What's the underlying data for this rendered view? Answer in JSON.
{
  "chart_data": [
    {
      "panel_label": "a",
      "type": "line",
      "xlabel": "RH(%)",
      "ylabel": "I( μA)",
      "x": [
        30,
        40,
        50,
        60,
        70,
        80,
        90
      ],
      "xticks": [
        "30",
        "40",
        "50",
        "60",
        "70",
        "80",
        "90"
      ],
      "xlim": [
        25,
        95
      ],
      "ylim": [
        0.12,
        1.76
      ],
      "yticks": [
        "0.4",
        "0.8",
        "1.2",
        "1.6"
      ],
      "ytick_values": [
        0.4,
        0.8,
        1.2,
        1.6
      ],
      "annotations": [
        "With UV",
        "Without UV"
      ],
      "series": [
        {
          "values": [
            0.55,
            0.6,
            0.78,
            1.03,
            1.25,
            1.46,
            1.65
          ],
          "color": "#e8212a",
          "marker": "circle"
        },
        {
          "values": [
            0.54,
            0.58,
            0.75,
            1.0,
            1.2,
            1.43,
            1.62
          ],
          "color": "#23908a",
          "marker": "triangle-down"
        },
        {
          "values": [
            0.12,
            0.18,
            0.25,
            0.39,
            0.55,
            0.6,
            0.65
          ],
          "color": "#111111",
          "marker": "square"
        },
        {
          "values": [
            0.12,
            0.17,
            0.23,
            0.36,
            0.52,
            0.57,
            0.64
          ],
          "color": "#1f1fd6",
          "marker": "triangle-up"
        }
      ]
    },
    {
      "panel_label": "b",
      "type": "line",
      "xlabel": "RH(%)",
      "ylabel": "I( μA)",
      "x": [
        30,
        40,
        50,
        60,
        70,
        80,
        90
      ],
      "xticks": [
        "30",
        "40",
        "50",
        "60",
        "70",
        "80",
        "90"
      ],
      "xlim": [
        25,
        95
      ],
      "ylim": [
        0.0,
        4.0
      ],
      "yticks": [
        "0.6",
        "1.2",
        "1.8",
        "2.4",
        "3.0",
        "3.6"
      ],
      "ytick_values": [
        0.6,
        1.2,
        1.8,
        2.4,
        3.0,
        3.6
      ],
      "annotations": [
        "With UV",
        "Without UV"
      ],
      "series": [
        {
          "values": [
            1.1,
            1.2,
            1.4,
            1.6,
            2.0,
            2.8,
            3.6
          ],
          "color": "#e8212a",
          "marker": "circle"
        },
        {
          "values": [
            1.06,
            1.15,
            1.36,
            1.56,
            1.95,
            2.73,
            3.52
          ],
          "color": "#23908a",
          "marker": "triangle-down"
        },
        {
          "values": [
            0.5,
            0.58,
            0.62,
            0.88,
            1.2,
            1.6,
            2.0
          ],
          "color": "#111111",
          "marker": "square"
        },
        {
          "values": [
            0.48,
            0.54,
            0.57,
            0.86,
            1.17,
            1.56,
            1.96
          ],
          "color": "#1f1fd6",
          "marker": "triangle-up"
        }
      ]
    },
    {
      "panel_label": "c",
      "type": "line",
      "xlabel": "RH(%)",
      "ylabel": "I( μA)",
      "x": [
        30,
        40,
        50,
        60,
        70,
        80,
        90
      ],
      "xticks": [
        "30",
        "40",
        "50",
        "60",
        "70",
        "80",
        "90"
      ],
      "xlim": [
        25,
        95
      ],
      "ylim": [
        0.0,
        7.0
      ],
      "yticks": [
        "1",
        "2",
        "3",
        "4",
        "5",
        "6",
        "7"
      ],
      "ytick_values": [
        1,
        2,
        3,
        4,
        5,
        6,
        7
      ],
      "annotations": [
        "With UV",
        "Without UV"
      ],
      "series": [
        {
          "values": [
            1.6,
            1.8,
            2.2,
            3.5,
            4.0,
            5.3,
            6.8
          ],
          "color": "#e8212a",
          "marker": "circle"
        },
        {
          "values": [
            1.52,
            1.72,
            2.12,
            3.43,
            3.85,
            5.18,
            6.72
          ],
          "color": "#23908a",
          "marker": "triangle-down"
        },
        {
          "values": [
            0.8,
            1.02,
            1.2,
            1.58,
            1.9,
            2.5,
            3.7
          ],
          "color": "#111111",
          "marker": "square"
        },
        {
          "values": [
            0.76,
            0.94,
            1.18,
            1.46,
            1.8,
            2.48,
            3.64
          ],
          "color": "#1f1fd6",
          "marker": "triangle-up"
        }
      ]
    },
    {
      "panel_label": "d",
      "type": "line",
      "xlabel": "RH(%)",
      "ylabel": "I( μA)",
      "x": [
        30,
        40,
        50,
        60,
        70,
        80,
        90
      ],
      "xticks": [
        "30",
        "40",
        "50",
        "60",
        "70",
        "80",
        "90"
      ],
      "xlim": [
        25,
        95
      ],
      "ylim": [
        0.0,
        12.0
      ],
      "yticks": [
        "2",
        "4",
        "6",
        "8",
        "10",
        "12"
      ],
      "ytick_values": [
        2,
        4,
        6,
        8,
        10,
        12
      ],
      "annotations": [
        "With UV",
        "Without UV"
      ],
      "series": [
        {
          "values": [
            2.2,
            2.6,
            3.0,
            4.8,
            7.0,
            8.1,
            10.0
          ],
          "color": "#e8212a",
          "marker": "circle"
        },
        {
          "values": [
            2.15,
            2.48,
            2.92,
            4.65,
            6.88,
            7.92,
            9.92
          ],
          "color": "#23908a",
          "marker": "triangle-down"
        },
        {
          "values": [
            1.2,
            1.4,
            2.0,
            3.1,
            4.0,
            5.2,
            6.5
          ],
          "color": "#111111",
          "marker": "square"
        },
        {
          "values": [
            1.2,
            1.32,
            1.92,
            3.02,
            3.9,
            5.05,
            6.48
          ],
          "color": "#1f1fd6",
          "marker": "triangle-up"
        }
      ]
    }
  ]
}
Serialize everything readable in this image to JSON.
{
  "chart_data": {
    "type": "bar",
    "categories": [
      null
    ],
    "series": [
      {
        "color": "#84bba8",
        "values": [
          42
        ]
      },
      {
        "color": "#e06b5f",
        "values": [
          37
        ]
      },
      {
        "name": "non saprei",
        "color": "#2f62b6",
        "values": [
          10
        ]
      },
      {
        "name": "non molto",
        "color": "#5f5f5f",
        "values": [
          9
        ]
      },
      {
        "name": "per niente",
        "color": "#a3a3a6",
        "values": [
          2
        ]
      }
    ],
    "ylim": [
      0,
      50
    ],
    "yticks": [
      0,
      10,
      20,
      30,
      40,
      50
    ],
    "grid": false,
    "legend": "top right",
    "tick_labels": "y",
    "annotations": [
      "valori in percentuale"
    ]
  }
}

********

▶ [Instruction] Give all of the entries again, word for word.

▶ [Finished task]
What's the underlying data for this rendered view? Answer in JSON.
{
  "chart_data": [
    {
      "panel_label": "a",
      "type": "line",
      "xlabel": "RH(%)",
      "ylabel": "I( μA)",
      "x": [
        30,
        40,
        50,
        60,
        70,
        80,
        90
      ],
      "xticks": [
        "30",
        "40",
        "50",
        "60",
        "70",
        "80",
        "90"
      ],
      "xlim": [
        25,
        95
      ],
      "ylim": [
        0.12,
        1.76
      ],
      "yticks": [
        "0.4",
        "0.8",
        "1.2",
        "1.6"
      ],
      "ytick_values": [
        0.4,
        0.8,
        1.2,
        1.6
      ],
      "annotations": [
        "With UV",
        "Without UV"
      ],
      "series": [
        {
          "values": [
            0.55,
            0.6,
            0.78,
            1.03,
            1.25,
            1.46,
            1.65
          ],
          "color": "#e8212a",
          "marker": "circle"
        },
        {
          "values": [
            0.54,
            0.58,
            0.75,
            1.0,
            1.2,
            1.43,
            1.62
          ],
          "color": "#23908a",
          "marker": "triangle-down"
        },
        {
          "values": [
            0.12,
            0.18,
            0.25,
            0.39,
            0.55,
            0.6,
            0.65
          ],
          "color": "#111111",
          "marker": "square"
        },
        {
          "values": [
            0.12,
            0.17,
            0.23,
            0.36,
            0.52,
            0.57,
            0.64
          ],
          "color": "#1f1fd6",
          "marker": "triangle-up"
        }
      ]
    },
    {
      "panel_label": "b",
      "type": "line",
      "xlabel": "RH(%)",
      "ylabel": "I( μA)",
      "x": [
        30,
        40,
        50,
        60,
        70,
        80,
        90
      ],
      "xticks": [
        "30",
        "40",
        "50",
        "60",
        "70",
        "80",
        "90"
      ],
      "xlim": [
        25,
        95
      ],
      "ylim": [
        0.0,
        4.0
      ],
      "yticks": [
        "0.6",
        "1.2",
        "1.8",
        "2.4",
        "3.0",
        "3.6"
      ],
      "ytick_values": [
        0.6,
        1.2,
        1.8,
        2.4,
        3.0,
        3.6
      ],
      "annotations": [
        "With UV",
        "Without UV"
      ],
      "series": [
        {
          "values": [
            1.1,
            1.2,
            1.4,
            1.6,
            2.0,
            2.8,
            3.6
          ],
          "color": "#e8212a",
          "marker": "circle"
        },
        {
          "values": [
            1.06,
            1.15,
            1.36,
            1.56,
            1.95,
            2.73,
            3.52
          ],
          "color": "#23908a",
          "marker": "triangle-down"
        },
        {
          "values": [
            0.5,
            0.58,
            0.62,
            0.88,
            1.2,
            1.6,
            2.0
          ],
          "color": "#111111",
          "marker": "square"
        },
        {
          "values": [
            0.48,
            0.54,
            0.57,
            0.86,
            1.17,
            1.56,
            1.96
          ],
          "color": "#1f1fd6",
          "marker": "triangle-up"
        }
      ]
    },
    {
      "panel_label": "c",
      "type": "line",
      "xlabel": "RH(%)",
      "ylabel": "I( μA)",
      "x": [
        30,
        40,
        50,
        60,
        70,
        80,
        90
      ],
      "xticks": [
        "30",
        "40",
        "50",
        "60",
        "70",
        "80",
        "90"
      ],
      "xlim": [
        25,
        95
      ],
      "ylim": [
        0.0,
        7.0
      ],
      "yticks": [
        "1",
        "2",
        "3",
        "4",
        "5",
        "6",
        "7"
      ],
      "ytick_values": [
        1,
        2,
        3,
        4,
        5,
        6,
        7
      ],
      "annotations": [
        "With UV",
        "Without UV"
      ],
      "series": [
        {
          "values": [
            1.6,
            1.8,
            2.2,
            3.5,
            4.0,
            5.3,
            6.8
          ],
          "color": "#e8212a",
          "marker": "circle"
        },
        {
          "values": [
            1.52,
            1.72,
            2.12,
            3.43,
            3.85,
            5.18,
            6.72
          ],
          "color": "#23908a",
          "marker": "triangle-down"
        },
        {
          "values": [
            0.8,
            1.02,
            1.2,
            1.58,
            1.9,
            2.5,
            3.7
          ],
          "color": "#111111",
          "marker": "square"
        },
        {
          "values": [
            0.76,
            0.94,
            1.18,
            1.46,
            1.8,
            2.48,
            3.64
          ],
          "color": "#1f1fd6",
          "marker": "triangle-up"
        }
      ]
    },
    {
      "panel_label": "d",
      "type": "line",
      "xlabel": "RH(%)",
      "ylabel": "I( μA)",
      "x": [
        30,
        40,
        50,
        60,
        70,
        80,
        90
      ],
      "xticks": [
        "30",
        "40",
        "50",
        "60",
        "70",
        "80",
        "90"
      ],
      "xlim": [
        25,
        95
      ],
      "ylim": [
        0.0,
        12.0
      ],
      "yticks": [
        "2",
        "4",
        "6",
        "8",
        "10",
        "12"
      ],
      "ytick_values": [
        2,
        4,
        6,
        8,
        10,
        12
      ],
      "annotations": [
        "With UV",
        "Without UV"
      ],
      "series": [
        {
          "values": [
            2.2,
            2.6,
            3.0,
            4.8,
            7.0,
            8.1,
            10.0
          ],
          "color": "#e8212a",
          "marker": "circle"
        },
        {
          "values": [
            2.15,
            2.48,
            2.92,
            4.65,
            6.88,
            7.92,
            9.92
          ],
          "color": "#23908a",
          "marker": "triangle-down"
        },
        {
          "values": [
            1.2,
            1.4,
            2.0,
            3.1,
            4.0,
            5.2,
            6.5
          ],
          "color": "#111111",
          "marker": "square"
        },
        {
          "values": [
            1.2,
            1.32,
            1.92,
            3.02,
            3.9,
            5.05,
            6.48
          ],
          "color": "#1f1fd6",
          "marker": "triangle-up"
        }
      ]
    }
  ]
}
Serialize everything readable in this image to JSON.
{
  "chart_data": {
    "type": "bar",
    "categories": [
      null
    ],
    "series": [
      {
        "color": "#84bba8",
        "values": [
          42
        ]
      },
      {
        "color": "#e06b5f",
        "values": [
          37
        ]
      },
      {
        "name": "non saprei",
        "color": "#2f62b6",
        "values": [
          10
        ]
      },
      {
        "name": "non molto",
        "color": "#5f5f5f",
        "values": [
          9
        ]
      },
      {
        "name": "per niente",
        "color": "#a3a3a6",
        "values": [
          2
        ]
      }
    ],
    "ylim": [
      0,
      50
    ],
    "yticks": [
      0,
      10,
      20,
      30,
      40,
      50
    ],
    "grid": false,
    "legend": "top right",
    "tick_labels": "y",
    "annotations": [
      "valori in percentuale"
    ]
  }
}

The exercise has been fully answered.